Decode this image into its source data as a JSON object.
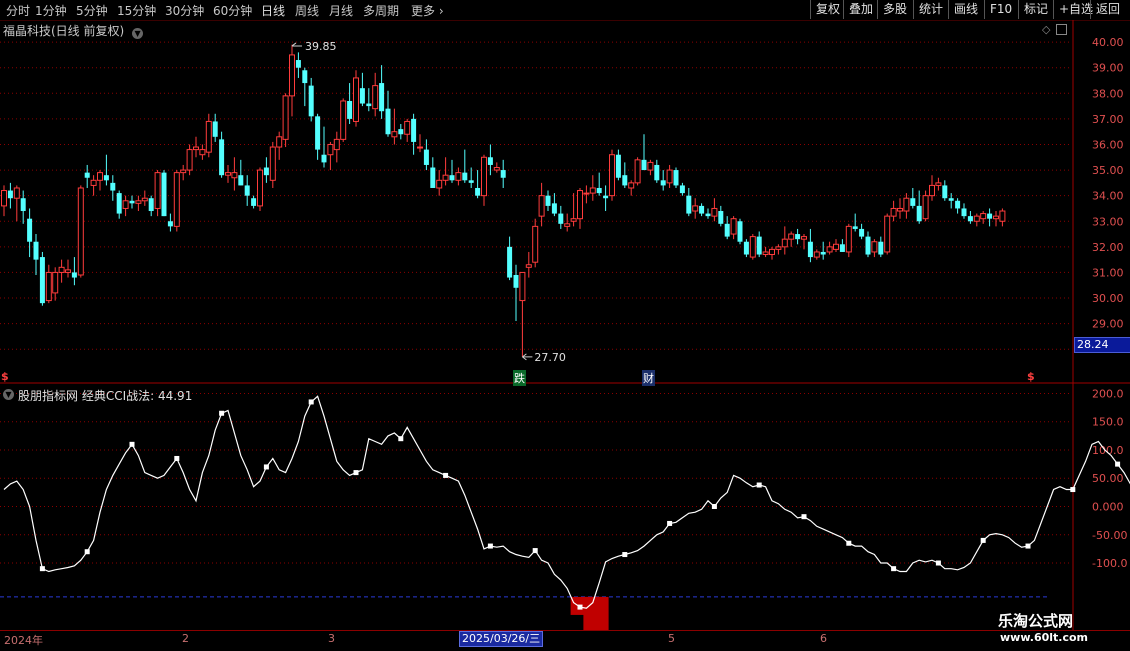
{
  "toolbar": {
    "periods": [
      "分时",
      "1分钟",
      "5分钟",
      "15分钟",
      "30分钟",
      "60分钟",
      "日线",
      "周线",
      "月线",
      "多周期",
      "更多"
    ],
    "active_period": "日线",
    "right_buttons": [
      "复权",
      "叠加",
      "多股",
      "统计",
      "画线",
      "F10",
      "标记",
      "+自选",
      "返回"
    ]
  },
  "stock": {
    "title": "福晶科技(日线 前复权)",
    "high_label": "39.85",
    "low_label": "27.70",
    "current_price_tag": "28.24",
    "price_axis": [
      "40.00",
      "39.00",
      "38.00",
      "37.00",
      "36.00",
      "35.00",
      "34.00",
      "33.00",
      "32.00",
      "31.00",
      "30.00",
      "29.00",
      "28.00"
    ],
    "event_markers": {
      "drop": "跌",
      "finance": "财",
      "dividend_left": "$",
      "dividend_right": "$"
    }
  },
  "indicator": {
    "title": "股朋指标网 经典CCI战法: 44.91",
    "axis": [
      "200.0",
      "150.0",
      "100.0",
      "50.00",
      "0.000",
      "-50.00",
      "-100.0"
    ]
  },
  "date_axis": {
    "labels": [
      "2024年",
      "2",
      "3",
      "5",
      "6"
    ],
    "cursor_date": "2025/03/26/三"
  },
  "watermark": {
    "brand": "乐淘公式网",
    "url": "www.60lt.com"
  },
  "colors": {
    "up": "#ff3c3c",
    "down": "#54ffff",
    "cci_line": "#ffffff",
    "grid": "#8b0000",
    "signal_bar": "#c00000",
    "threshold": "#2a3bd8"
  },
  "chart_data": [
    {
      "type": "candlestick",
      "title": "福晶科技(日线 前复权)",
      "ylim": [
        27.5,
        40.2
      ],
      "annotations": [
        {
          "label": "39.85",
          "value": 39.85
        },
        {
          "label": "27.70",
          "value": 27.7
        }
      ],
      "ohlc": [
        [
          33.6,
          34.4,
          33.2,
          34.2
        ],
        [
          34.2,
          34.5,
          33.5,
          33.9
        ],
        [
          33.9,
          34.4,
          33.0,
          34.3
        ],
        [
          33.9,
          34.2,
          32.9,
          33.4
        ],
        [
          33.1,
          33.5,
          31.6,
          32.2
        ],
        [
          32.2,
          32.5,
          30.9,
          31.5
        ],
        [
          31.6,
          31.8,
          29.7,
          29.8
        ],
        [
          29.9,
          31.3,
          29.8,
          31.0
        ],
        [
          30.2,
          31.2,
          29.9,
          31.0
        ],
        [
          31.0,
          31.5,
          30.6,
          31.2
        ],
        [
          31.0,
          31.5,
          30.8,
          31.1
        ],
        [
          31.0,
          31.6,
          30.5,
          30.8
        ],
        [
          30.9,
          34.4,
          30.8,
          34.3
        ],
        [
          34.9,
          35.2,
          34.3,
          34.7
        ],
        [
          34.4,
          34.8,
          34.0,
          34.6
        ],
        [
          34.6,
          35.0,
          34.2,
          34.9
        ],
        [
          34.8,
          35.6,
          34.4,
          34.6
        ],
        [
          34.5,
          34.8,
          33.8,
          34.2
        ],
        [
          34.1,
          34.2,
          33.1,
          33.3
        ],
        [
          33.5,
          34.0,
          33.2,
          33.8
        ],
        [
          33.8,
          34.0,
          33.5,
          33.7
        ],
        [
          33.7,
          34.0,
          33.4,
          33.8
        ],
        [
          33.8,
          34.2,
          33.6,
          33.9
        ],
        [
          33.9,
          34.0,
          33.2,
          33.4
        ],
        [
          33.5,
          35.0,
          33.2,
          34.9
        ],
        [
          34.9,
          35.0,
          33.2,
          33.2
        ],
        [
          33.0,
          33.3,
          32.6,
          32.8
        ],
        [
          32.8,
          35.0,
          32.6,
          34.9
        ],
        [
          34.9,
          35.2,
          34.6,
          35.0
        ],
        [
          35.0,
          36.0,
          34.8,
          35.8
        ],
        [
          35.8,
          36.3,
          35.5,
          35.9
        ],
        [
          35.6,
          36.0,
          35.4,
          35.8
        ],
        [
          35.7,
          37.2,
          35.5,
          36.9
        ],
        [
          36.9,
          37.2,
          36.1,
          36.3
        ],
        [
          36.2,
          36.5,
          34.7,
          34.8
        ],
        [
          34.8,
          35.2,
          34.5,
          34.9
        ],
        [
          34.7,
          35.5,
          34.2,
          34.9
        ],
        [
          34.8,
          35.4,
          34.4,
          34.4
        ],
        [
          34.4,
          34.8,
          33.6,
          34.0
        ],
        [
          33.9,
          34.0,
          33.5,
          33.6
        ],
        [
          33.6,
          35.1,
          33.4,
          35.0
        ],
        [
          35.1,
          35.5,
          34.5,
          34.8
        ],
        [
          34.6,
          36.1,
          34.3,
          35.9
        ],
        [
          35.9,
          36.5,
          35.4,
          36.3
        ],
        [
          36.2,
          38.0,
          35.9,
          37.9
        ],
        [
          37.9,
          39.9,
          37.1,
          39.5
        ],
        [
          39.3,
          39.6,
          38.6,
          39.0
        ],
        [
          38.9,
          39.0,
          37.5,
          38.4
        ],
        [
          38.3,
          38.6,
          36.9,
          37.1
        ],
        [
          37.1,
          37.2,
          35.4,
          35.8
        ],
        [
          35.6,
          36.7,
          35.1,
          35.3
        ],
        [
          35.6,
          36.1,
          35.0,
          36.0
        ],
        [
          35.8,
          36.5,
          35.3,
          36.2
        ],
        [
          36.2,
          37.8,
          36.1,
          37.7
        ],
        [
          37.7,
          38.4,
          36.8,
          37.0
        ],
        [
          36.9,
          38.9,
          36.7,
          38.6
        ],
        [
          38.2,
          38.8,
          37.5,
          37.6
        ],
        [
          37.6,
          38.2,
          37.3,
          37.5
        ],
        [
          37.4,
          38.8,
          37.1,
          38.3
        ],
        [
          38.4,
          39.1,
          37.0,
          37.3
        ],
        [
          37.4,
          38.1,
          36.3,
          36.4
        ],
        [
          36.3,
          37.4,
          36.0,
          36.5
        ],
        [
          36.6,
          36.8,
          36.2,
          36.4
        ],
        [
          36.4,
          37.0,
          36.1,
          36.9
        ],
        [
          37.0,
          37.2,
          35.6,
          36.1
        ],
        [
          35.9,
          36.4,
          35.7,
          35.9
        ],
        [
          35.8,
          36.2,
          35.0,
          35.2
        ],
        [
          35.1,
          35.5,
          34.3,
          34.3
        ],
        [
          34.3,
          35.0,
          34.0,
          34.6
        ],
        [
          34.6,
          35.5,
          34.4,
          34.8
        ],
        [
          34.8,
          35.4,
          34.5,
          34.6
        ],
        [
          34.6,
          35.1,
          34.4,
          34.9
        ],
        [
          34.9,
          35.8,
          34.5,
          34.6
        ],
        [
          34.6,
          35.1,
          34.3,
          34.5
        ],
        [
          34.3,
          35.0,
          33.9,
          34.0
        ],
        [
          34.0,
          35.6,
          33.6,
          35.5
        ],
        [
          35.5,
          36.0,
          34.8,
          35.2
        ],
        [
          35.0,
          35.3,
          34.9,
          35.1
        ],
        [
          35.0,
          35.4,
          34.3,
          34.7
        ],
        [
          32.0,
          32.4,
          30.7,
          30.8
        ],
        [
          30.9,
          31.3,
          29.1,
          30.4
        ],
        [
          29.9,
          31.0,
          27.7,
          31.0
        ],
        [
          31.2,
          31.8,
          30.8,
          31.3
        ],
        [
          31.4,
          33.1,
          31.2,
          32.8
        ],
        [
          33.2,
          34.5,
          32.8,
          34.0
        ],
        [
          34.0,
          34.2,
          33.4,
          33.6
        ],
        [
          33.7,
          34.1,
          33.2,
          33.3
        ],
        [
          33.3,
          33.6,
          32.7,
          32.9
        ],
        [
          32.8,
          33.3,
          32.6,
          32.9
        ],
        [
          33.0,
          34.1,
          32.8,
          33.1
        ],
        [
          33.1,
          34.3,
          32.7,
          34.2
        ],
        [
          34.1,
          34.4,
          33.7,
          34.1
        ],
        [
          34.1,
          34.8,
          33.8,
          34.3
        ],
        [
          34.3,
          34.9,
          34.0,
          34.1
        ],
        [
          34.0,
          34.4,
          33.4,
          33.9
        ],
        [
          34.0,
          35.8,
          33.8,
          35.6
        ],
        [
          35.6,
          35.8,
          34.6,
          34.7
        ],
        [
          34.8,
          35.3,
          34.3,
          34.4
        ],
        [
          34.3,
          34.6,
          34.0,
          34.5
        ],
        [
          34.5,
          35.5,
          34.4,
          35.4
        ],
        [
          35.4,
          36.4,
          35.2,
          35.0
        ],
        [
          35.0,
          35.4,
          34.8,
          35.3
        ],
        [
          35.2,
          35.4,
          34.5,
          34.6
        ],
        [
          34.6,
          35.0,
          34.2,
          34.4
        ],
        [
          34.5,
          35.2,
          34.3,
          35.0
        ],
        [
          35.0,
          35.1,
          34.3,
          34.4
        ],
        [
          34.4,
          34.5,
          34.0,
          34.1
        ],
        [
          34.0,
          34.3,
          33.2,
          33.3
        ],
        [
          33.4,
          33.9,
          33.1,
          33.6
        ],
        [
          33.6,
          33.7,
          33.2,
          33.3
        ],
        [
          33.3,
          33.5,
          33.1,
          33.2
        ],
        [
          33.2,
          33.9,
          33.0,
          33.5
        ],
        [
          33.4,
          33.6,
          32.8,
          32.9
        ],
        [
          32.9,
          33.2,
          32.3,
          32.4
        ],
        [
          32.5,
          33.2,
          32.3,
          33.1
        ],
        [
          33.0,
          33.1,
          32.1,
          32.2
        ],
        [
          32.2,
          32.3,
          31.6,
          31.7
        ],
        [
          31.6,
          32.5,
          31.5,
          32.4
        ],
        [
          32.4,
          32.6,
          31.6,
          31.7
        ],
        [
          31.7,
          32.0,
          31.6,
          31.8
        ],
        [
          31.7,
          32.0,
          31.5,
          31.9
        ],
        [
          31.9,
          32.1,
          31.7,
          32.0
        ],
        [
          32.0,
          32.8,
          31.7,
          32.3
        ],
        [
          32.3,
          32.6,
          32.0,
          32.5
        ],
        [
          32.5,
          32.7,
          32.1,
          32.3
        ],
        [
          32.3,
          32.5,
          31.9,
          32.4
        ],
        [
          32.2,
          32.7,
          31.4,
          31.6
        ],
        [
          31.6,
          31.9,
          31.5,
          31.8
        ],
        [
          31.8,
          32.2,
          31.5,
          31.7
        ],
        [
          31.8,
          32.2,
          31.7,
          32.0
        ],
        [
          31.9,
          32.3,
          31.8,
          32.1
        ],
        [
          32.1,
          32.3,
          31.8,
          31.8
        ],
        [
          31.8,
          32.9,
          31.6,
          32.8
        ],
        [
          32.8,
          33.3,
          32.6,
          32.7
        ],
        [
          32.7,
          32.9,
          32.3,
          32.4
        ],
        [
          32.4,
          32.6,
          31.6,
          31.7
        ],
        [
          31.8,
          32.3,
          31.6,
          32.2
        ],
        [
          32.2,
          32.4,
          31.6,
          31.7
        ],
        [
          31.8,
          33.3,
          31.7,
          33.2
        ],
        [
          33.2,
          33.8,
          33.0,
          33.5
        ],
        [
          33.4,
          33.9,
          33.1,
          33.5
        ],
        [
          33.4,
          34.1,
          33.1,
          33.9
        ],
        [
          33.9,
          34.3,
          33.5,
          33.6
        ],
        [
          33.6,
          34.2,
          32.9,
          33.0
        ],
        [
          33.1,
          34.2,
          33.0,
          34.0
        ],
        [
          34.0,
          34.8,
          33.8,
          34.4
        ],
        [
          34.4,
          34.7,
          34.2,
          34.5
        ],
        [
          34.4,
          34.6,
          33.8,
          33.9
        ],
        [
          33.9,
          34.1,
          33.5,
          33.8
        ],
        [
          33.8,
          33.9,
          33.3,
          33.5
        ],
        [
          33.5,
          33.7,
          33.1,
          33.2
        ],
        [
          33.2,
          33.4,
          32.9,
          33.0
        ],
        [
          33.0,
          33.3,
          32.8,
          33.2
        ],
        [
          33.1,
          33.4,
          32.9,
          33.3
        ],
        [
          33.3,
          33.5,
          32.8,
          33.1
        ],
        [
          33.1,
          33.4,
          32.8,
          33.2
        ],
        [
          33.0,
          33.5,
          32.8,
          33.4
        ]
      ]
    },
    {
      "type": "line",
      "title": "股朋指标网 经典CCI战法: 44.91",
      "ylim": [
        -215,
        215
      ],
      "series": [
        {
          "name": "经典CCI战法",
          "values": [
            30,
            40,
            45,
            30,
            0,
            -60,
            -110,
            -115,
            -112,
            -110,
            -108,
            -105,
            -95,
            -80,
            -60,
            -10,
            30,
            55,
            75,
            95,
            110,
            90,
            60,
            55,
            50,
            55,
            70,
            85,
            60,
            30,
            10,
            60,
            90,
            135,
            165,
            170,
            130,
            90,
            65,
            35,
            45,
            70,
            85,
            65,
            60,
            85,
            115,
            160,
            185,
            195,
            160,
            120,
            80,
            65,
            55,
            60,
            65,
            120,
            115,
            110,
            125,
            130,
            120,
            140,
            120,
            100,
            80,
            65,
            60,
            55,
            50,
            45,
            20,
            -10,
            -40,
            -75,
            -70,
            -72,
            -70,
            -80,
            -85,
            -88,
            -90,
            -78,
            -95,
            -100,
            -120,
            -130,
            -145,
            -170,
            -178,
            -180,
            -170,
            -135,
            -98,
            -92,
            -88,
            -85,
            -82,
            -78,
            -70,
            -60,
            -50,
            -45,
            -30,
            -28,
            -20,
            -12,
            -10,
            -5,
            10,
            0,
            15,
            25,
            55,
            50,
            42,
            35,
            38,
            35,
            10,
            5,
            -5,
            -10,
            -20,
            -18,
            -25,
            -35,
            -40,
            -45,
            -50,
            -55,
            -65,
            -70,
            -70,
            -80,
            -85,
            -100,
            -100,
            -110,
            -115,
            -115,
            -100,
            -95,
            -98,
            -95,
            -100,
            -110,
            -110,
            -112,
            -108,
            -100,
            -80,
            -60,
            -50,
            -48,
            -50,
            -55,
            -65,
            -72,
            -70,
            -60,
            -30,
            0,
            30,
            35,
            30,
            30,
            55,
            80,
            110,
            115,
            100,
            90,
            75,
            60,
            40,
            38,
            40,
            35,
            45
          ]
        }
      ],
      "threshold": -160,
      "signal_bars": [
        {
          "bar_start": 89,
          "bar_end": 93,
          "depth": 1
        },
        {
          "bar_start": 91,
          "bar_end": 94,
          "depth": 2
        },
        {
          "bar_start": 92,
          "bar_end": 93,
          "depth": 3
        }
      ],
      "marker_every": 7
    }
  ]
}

→ Exercise requirements: Above are the records. Identify each line that contains the word "title".

→ Expected output:
    "title": "福晶科技(日线 前复权)",
    "title": "股朋指标网 经典CCI战法: 44.91",
      "title": "福晶科技(日线 前复权)",
      "title": "股朋指标网 经典CCI战法: 44.91",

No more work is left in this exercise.